| WRITTEN REQUEST |
Extract each line containing the string "Velocità".

| GIVEN ENTRIES |

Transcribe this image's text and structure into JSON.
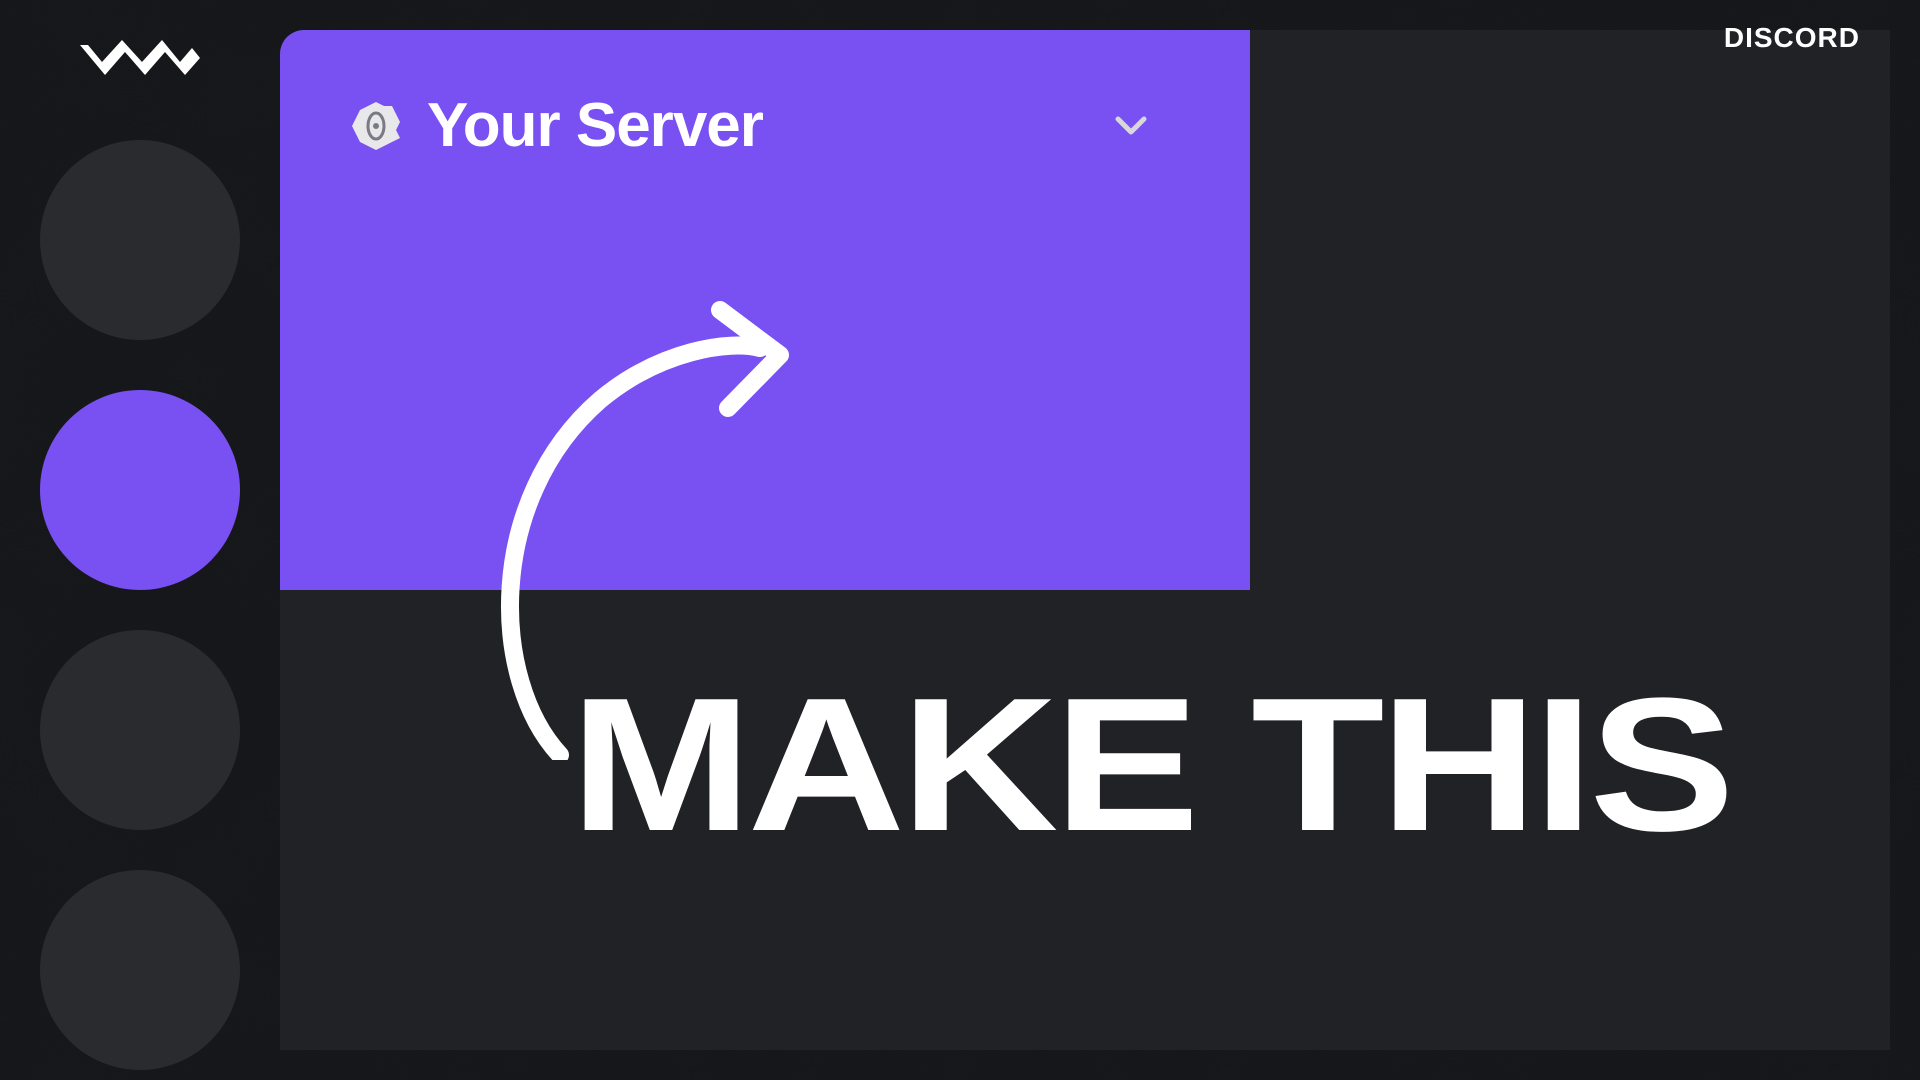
{
  "header": {
    "app_label": "DISCORD"
  },
  "banner": {
    "server_title": "Your Server"
  },
  "headline": "MAKE THIS",
  "colors": {
    "accent": "#7950f2",
    "background": "#16171a",
    "panel": "#212226",
    "circle_inactive": "#2a2b2f"
  }
}
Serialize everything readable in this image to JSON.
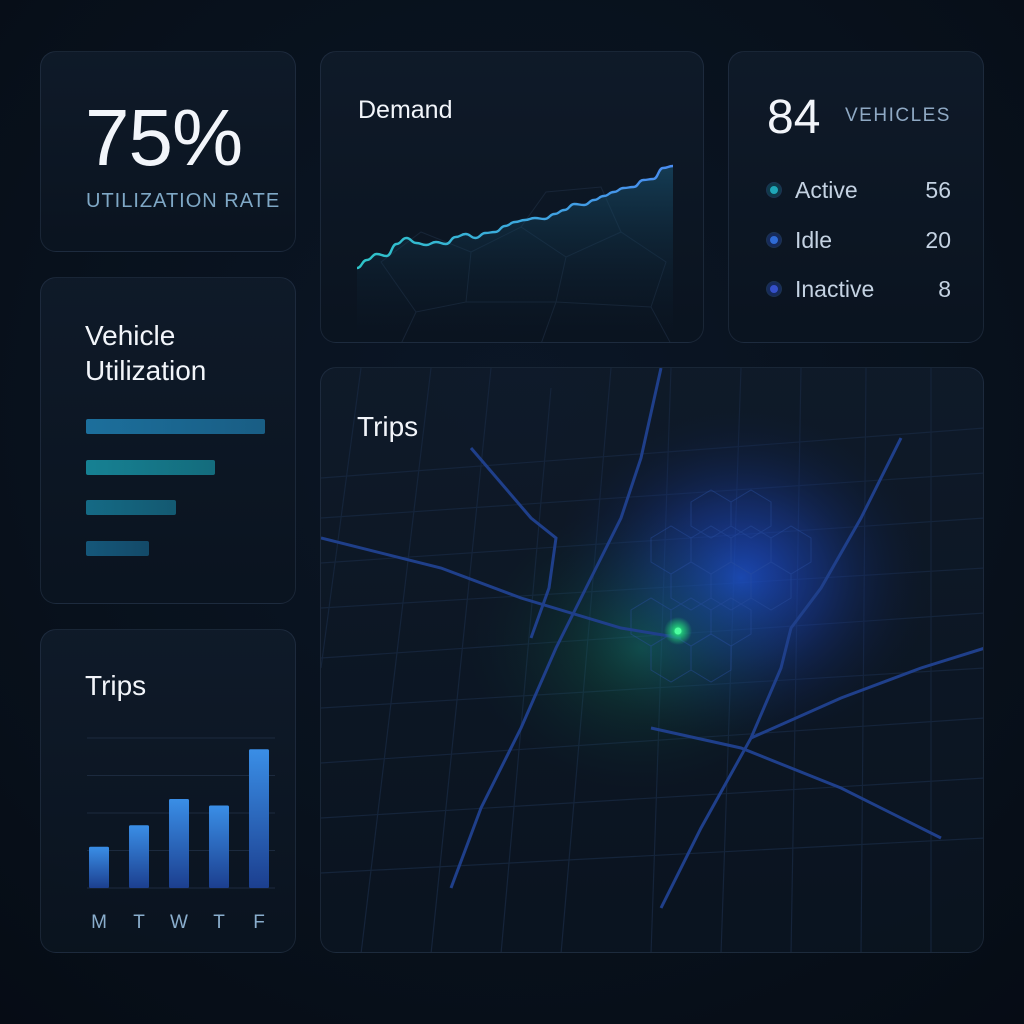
{
  "utilization": {
    "value": "75%",
    "label": "UTILIZATION RATE"
  },
  "demand": {
    "title": "Demand"
  },
  "vehicles": {
    "count": "84",
    "unit": "VEHICLES",
    "rows": [
      {
        "label": "Active",
        "value": "56",
        "color": "#1fa7b8"
      },
      {
        "label": "Idle",
        "value": "20",
        "color": "#2f6bd6"
      },
      {
        "label": "Inactive",
        "value": "8",
        "color": "#3550c9"
      }
    ]
  },
  "vehicle_utilization": {
    "title": "Vehicle Utilization",
    "bars": [
      {
        "fraction": 1.0,
        "color": "#1c6f9c"
      },
      {
        "fraction": 0.72,
        "color": "#168193"
      },
      {
        "fraction": 0.5,
        "color": "#156a85"
      },
      {
        "fraction": 0.35,
        "color": "#15577a"
      }
    ]
  },
  "trips_chart": {
    "title": "Trips"
  },
  "chart_data": [
    {
      "type": "line",
      "title": "Demand",
      "x": [
        0,
        1,
        2,
        3,
        4,
        5,
        6,
        7,
        8,
        9,
        10,
        11,
        12,
        13,
        14,
        15,
        16,
        17,
        18,
        19,
        20,
        21,
        22,
        23,
        24,
        25,
        26,
        27,
        28,
        29,
        30,
        31,
        32
      ],
      "y": [
        10,
        18,
        24,
        22,
        34,
        40,
        35,
        33,
        36,
        34,
        41,
        44,
        40,
        45,
        46,
        52,
        56,
        58,
        60,
        59,
        64,
        68,
        74,
        73,
        78,
        82,
        86,
        90,
        91,
        98,
        99,
        110,
        112
      ],
      "ylim": [
        0,
        130
      ]
    },
    {
      "type": "bar",
      "title": "Trips",
      "categories": [
        "M",
        "T",
        "W",
        "T",
        "F"
      ],
      "values": [
        44,
        67,
        95,
        88,
        148
      ],
      "ylim": [
        0,
        160
      ]
    }
  ],
  "map": {
    "title": "Trips",
    "accent_hot": "#1e4fd1",
    "accent_point": "#22d37a"
  }
}
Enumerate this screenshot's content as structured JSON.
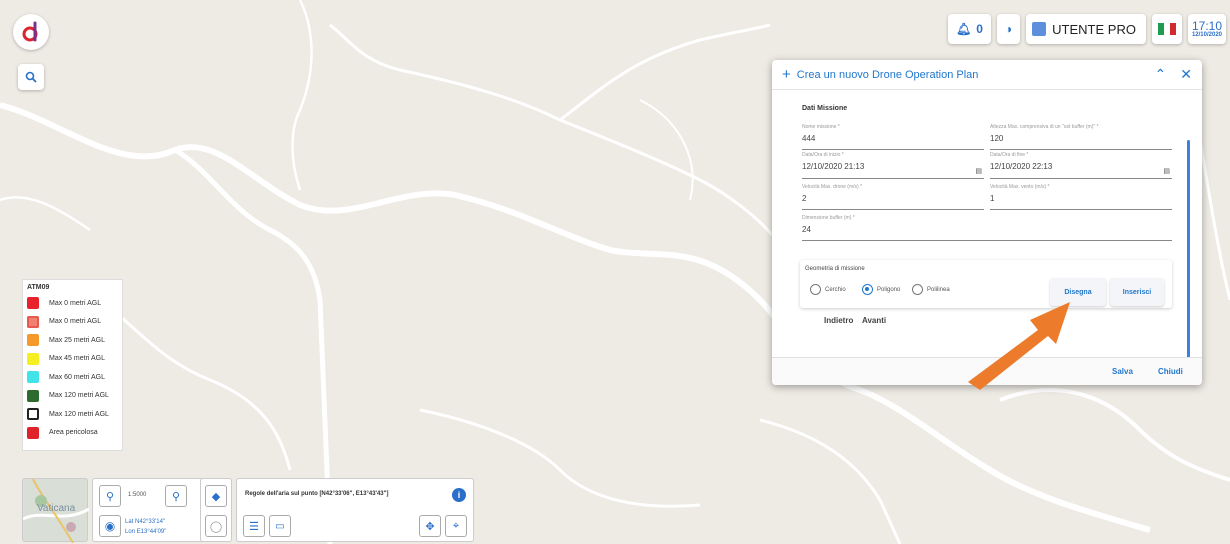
{
  "header": {
    "notifications_count": "0",
    "user_label": "UTENTE PRO",
    "time": "17:10",
    "date": "12/10/2020"
  },
  "legend": {
    "title": "ATM09",
    "items": [
      {
        "label": "Max 0 metri AGL",
        "color": "#e8222a",
        "style": "solid"
      },
      {
        "label": "Max 0 metri AGL",
        "color": "#f08070",
        "style": "hatched"
      },
      {
        "label": "Max 25 metri AGL",
        "color": "#f59a2a",
        "style": "solid"
      },
      {
        "label": "Max 45 metri AGL",
        "color": "#f5ef21",
        "style": "solid"
      },
      {
        "label": "Max 60 metri AGL",
        "color": "#3fe3e8",
        "style": "solid"
      },
      {
        "label": "Max 120 metri AGL",
        "color": "#2e6b2e",
        "style": "solid"
      },
      {
        "label": "Max 120 metri AGL",
        "color": "#ffffff",
        "style": "outline"
      },
      {
        "label": "Area pericolosa",
        "color": "#e0222a",
        "style": "solid"
      }
    ]
  },
  "panel": {
    "title": "Crea un nuovo Drone Operation Plan",
    "section_title": "Dati Missione",
    "fields": {
      "nome": {
        "label": "Nome missione *",
        "value": "444"
      },
      "altezza": {
        "label": "Altezza Max. comprensiva di un \"ost buffer (m)\" *",
        "value": "120"
      },
      "data_inizio": {
        "label": "Data/Ora di inizio *",
        "value": "12/10/2020 21:13"
      },
      "data_fine": {
        "label": "Data/Ora di fine *",
        "value": "12/10/2020 22:13"
      },
      "vel_drone": {
        "label": "Velocità Max. drone (m/s) *",
        "value": "2"
      },
      "vel_vento": {
        "label": "Velocità Max. vento (m/s) *",
        "value": "1"
      },
      "dimensione": {
        "label": "Dimensione buffer (m) *",
        "value": "24"
      }
    },
    "geometry": {
      "label": "Geometria di missione",
      "options": [
        "Cerchio",
        "Poligono",
        "Polilinea"
      ],
      "selected": "Poligono",
      "draw_label": "Disegna",
      "insert_label": "Inserisci"
    },
    "back_label": "Indietro",
    "next_label": "Avanti",
    "save_label": "Salva",
    "close_label": "Chiudi"
  },
  "map_labels": {
    "place": "Vaticana"
  },
  "bottom": {
    "scale": "1:5000",
    "lat": "Lat N42°33'14\"",
    "lon": "Lon E13°44'09\"",
    "rules_text": "Regole dell'aria sul punto [N42°33'06\", E13°43'43\"]"
  },
  "colors": {
    "accent": "#2277cc",
    "arrow": "#ec7b2c"
  }
}
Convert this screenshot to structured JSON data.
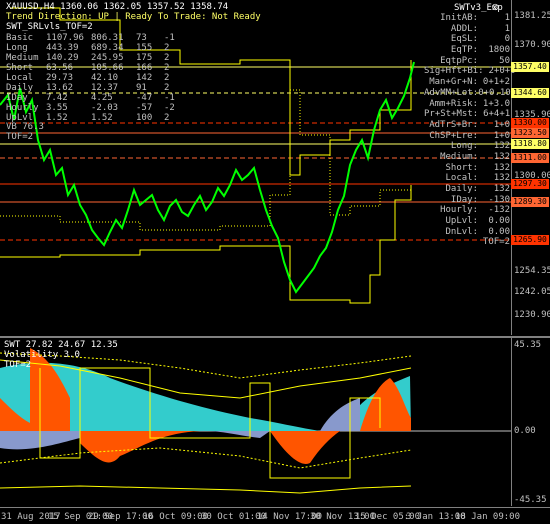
{
  "header": {
    "symbol_line": "XAUUSD,H4  1360.06 1362.05 1357.52 1358.74",
    "trend_label": "Trend Direction:  UP  |  Ready To Trade:  Not Ready",
    "indicator_name": "SWT_SRLvls_TOF=2",
    "ea_name": "SWTv3_Exp",
    "smiley": "☺"
  },
  "stats_table": [
    {
      "label": "Basic",
      "a": "1107.96",
      "b": "806.31",
      "c": "73",
      "d": "-1"
    },
    {
      "label": "Long",
      "a": "443.39",
      "b": "689.34",
      "c": "155",
      "d": "2"
    },
    {
      "label": "Medium",
      "a": "140.29",
      "b": "245.95",
      "c": "175",
      "d": "2"
    },
    {
      "label": "Short",
      "a": "63.56",
      "b": "105.66",
      "c": "166",
      "d": "2"
    },
    {
      "label": "Local",
      "a": "29.73",
      "b": "42.10",
      "c": "142",
      "d": "2"
    },
    {
      "label": "Daily",
      "a": "13.62",
      "b": "12.37",
      "c": "91",
      "d": "2"
    },
    {
      "label": "IDay",
      "a": "7.42",
      "b": "4.25",
      "c": "-47",
      "d": "-1"
    },
    {
      "label": "Hourly",
      "a": "3.55",
      "b": "-2.03",
      "c": "-57",
      "d": "-2"
    },
    {
      "label": "UpLvl",
      "a": "1.52",
      "b": "1.52",
      "c": "100",
      "d": "2"
    }
  ],
  "left_extra": [
    "VB 76.3",
    "TOF=2"
  ],
  "right_panel": [
    {
      "label": "InitAB:",
      "value": "1"
    },
    {
      "label": "ADDL:",
      "value": "1"
    },
    {
      "label": "EqSL:",
      "value": "0"
    },
    {
      "label": "EqTP:",
      "value": "1800"
    },
    {
      "label": "EqtpPc:",
      "value": "50"
    },
    {
      "label": "Sig+Hft+Bi:",
      "value": "2+0+0"
    },
    {
      "label": "Man+Gr+N:",
      "value": "0+1+2"
    },
    {
      "label": "AdvMM+Lot:",
      "value": "0+0.10"
    },
    {
      "label": "Amm+Risk:",
      "value": "1+3.0"
    },
    {
      "label": "Pr+St+Mst:",
      "value": "6+4+1"
    },
    {
      "label": "AdTrS+Br:",
      "value": "1+0"
    },
    {
      "label": "ChSP+Lre:",
      "value": "1+0"
    },
    {
      "label": "Long:",
      "value": "132"
    },
    {
      "label": "Medium:",
      "value": "132"
    },
    {
      "label": "Short:",
      "value": "132"
    },
    {
      "label": "Local:",
      "value": "132"
    },
    {
      "label": "Daily:",
      "value": "132"
    },
    {
      "label": "IDay:",
      "value": "-130"
    },
    {
      "label": "Hourly:",
      "value": "-132"
    },
    {
      "label": "UpLvl:",
      "value": "0.00"
    },
    {
      "label": "DnLvl:",
      "value": "0.00"
    },
    {
      "label": "",
      "value": "TOF=2"
    }
  ],
  "price_axis": [
    "1381.25",
    "1370.90",
    "1357.40",
    "1346.00",
    "1335.90",
    "1324.80",
    "1318.80",
    "1311.00",
    "1300.00",
    "1297.30",
    "1289.30",
    "1265.00",
    "1254.35",
    "1242.05",
    "1230.90",
    "1219.35"
  ],
  "price_tags": [
    {
      "text": "1357.40",
      "color": "#ffff66"
    },
    {
      "text": "1344.60",
      "color": "#ffff66"
    },
    {
      "text": "1330.00",
      "color": "#ff3300"
    },
    {
      "text": "1323.50",
      "color": "#ff6633"
    },
    {
      "text": "1318.80",
      "color": "#ffff66"
    },
    {
      "text": "1311.00",
      "color": "#ff6633"
    },
    {
      "text": "1297.30",
      "color": "#ff3300"
    },
    {
      "text": "1289.30",
      "color": "#ff6633"
    },
    {
      "text": "1265.90",
      "color": "#ff3300"
    }
  ],
  "sub_window": {
    "title": "SWT 27.82 24.67 12.35",
    "subtitle": "Volatility 3.0",
    "subtitle2": "TOF=2",
    "axis_top": "45.35",
    "axis_zero": "0.00",
    "axis_bottom": "-45.35"
  },
  "time_axis": [
    "31 Aug 2017",
    "15 Sep 01:00",
    "29 Sep 17:00",
    "16 Oct 09:00",
    "30 Oct 01:00",
    "14 Nov 17:00",
    "30 Nov 13:00",
    "15 Dec 05:00",
    "3 Jan 13:00",
    "18 Jan 09:00"
  ],
  "colors": {
    "up_candle": "#00ff00",
    "support": "#ffff00",
    "resist": "#ff3300",
    "cyan_fill": "#33cccc",
    "orange_fill": "#ff5500",
    "blue_fill": "#8899cc"
  }
}
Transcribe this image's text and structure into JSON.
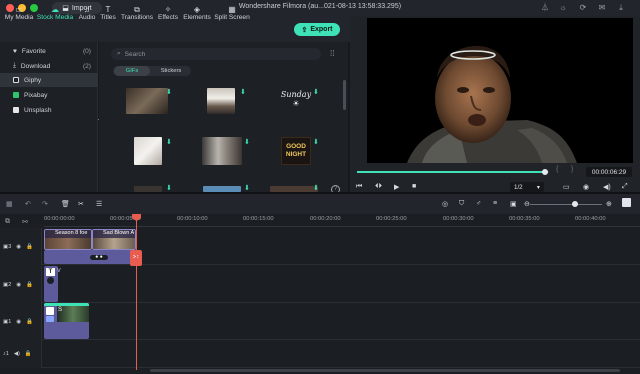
{
  "window": {
    "title": "Wondershare Filmora (au...021-08-13 13:58:33.295)",
    "import_label": "Import"
  },
  "toolbar": {
    "tabs": [
      {
        "label": "My Media",
        "icon": "folder-icon"
      },
      {
        "label": "Stock Media",
        "icon": "cloud-icon"
      },
      {
        "label": "Audio",
        "icon": "music-note-icon"
      },
      {
        "label": "Titles",
        "icon": "text-icon"
      },
      {
        "label": "Transitions",
        "icon": "transition-icon"
      },
      {
        "label": "Effects",
        "icon": "effects-icon"
      },
      {
        "label": "Elements",
        "icon": "elements-icon"
      },
      {
        "label": "Split Screen",
        "icon": "split-screen-icon"
      }
    ],
    "export_label": "Export"
  },
  "sidebar": {
    "items": [
      {
        "label": "Favorite",
        "count": "(0)"
      },
      {
        "label": "Download",
        "count": "(2)"
      },
      {
        "label": "Giphy",
        "count": ""
      },
      {
        "label": "Pixabay",
        "count": ""
      },
      {
        "label": "Unsplash",
        "count": ""
      }
    ]
  },
  "media": {
    "search_placeholder": "Search",
    "tabs": [
      "GIFs",
      "Stickers"
    ],
    "active_tab": "GIFs",
    "stickers": {
      "sunday": "Sunday",
      "good_night": "GOOD NIGHT"
    }
  },
  "preview": {
    "timecode": "00:00:06:29",
    "quality": "1/2",
    "progress": 0.98
  },
  "timeline": {
    "ruler": [
      "00:00:00:00",
      "00:00:05:00",
      "00:00:10:00",
      "00:00:15:00",
      "00:00:20:00",
      "00:00:25:00",
      "00:00:30:00",
      "00:00:35:00",
      "00:00:40:00"
    ],
    "tracks": [
      {
        "label": "3"
      },
      {
        "label": "2"
      },
      {
        "label": "1"
      },
      {
        "label": "1"
      }
    ],
    "clips": {
      "clip_a": "Season 8 foe",
      "clip_b": "Sad Blown A",
      "title_clip": "T",
      "video_clip": "S"
    }
  },
  "colors": {
    "accent": "#3ee2b6",
    "playhead": "#e85d4f",
    "clip": "#5e5b9d"
  }
}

| RESULT |
        "label": "Velocità Max. drone (m/s) *",
        "label": "Velocità Max. vento (m/s) *",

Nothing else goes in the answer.